Stated task
Print out the entries below with no edits.

Data extract

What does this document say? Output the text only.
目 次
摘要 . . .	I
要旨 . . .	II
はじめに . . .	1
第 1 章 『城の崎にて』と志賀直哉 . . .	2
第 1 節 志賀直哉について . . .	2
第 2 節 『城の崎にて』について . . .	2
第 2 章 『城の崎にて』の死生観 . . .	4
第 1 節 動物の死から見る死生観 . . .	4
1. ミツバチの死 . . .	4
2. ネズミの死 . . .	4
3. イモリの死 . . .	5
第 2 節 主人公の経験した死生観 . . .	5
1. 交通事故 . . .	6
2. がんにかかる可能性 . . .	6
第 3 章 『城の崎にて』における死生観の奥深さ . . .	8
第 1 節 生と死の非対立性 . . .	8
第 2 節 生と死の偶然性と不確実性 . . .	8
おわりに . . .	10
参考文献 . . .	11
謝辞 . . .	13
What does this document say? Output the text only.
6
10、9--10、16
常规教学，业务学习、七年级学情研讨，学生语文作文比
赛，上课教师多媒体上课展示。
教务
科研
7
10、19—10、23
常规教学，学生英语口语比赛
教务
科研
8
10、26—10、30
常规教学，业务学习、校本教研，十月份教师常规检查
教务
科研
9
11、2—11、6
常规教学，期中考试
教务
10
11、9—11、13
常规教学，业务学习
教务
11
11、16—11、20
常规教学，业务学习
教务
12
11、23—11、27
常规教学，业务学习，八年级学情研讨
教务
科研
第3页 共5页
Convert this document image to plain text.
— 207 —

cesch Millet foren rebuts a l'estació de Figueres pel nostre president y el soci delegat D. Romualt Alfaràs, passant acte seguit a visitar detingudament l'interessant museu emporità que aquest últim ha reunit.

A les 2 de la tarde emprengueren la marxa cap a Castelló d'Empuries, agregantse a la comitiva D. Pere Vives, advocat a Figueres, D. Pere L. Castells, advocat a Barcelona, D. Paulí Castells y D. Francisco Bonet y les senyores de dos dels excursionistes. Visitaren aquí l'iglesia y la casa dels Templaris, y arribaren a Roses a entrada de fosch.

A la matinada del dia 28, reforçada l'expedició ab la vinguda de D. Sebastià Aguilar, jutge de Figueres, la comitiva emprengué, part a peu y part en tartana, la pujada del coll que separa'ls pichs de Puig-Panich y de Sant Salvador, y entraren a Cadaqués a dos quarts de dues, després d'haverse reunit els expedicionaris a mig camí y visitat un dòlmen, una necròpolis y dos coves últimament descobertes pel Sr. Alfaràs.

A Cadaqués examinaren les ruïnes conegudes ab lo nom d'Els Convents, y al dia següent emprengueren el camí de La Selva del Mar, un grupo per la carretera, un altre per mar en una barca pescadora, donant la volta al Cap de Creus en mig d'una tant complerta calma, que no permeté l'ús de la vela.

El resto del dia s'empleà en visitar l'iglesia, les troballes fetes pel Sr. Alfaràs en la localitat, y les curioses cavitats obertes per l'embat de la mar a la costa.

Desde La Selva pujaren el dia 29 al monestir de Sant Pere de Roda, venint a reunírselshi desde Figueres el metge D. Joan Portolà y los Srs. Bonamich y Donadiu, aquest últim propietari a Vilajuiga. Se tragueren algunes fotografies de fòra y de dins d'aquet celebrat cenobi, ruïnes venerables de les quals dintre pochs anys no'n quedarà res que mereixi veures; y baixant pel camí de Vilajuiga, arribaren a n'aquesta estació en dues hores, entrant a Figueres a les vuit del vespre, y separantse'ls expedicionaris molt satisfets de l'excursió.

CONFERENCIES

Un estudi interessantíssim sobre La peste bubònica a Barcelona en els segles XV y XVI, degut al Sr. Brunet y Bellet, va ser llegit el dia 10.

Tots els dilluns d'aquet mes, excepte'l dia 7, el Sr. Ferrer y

Output below
What does this document say? Output the text only.
目 次
摘要 . . .	I
要旨 . . .	II
はじめに . . .	1
第 1 章 『城の崎にて』と志賀直哉 . . .	2
第 1 節 志賀直哉について . . .	2
第 2 節 『城の崎にて』について . . .	2
第 2 章 『城の崎にて』の死生観 . . .	4
第 1 節 動物の死から見る死生観 . . .	4
1. ミツバチの死 . . .	4
2. ネズミの死 . . .	4
3. イモリの死 . . .	5
第 2 節 主人公の経験した死生観 . . .	5
1. 交通事故 . . .	6
2. がんにかかる可能性 . . .	6
第 3 章 『城の崎にて』における死生観の奥深さ . . .	8
第 1 節 生と死の非対立性 . . .	8
第 2 節 生と死の偶然性と不確実性 . . .	8
おわりに . . .	10
参考文献 . . .	11
謝辞 . . .	13
What does this document say? Output the text only.
6
10、9--10、16
常规教学，业务学习、七年级学情研讨，学生语文作文比
赛，上课教师多媒体上课展示。
教务
科研
7
10、19—10、23
常规教学，学生英语口语比赛
教务
科研
8
10、26—10、30
常规教学，业务学习、校本教研，十月份教师常规检查
教务
科研
9
11、2—11、6
常规教学，期中考试
教务
10
11、9—11、13
常规教学，业务学习
教务
11
11、16—11、20
常规教学，业务学习
教务
12
11、23—11、27
常规教学，业务学习，八年级学情研讨
教务
科研
第3页 共5页
Convert this document image to plain text.
— 207 —

cesch Millet foren rebuts a l'estació de Figueres pel nostre president y el soci delegat D. Romualt Alfaràs, passant acte seguit a visitar detingudament l'interessant museu emporità que aquest últim ha reunit.

A les 2 de la tarde emprengueren la marxa cap a Castelló d'Empuries, agregantse a la comitiva D. Pere Vives, advocat a Figueres, D. Pere L. Castells, advocat a Barcelona, D. Paulí Castells y D. Francisco Bonet y les senyores de dos dels excursionistes. Visitaren aquí l'iglesia y la casa dels Templaris, y arribaren a Roses a entrada de fosch.

A la matinada del dia 28, reforçada l'expedició ab la vinguda de D. Sebastià Aguilar, jutge de Figueres, la comitiva emprengué, part a peu y part en tartana, la pujada del coll que separa'ls pichs de Puig-Panich y de Sant Salvador, y entraren a Cadaqués a dos quarts de dues, després d'haverse reunit els expedicionaris a mig camí y visitat un dòlmen, una necròpolis y dos coves últimament descobertes pel Sr. Alfaràs.

A Cadaqués examinaren les ruïnes conegudes ab lo nom d'Els Convents, y al dia següent emprengueren el camí de La Selva del Mar, un grupo per la carretera, un altre per mar en una barca pescadora, donant la volta al Cap de Creus en mig d'una tant complerta calma, que no permeté l'ús de la vela.

El resto del dia s'empleà en visitar l'iglesia, les troballes fetes pel Sr. Alfaràs en la localitat, y les curioses cavitats obertes per l'embat de la mar a la costa.

Desde La Selva pujaren el dia 29 al monestir de Sant Pere de Roda, venint a reunírselshi desde Figueres el metge D. Joan Portolà y los Srs. Bonamich y Donadiu, aquest últim propietari a Vilajuiga. Se tragueren algunes fotografies de fòra y de dins d'aquet celebrat cenobi, ruïnes venerables de les quals dintre pochs anys no'n quedarà res que mereixi veures; y baixant pel camí de Vilajuiga, arribaren a n'aquesta estació en dues hores, entrant a Figueres a les vuit del vespre, y separantse'ls expedicionaris molt satisfets de l'excursió.

CONFERENCIES

Un estudi interessantíssim sobre La peste bubònica a Barcelona en els segles XV y XVI, degut al Sr. Brunet y Bellet, va ser llegit el dia 10.

Tots els dilluns d'aquet mes, excepte'l dia 7, el Sr. Ferrer y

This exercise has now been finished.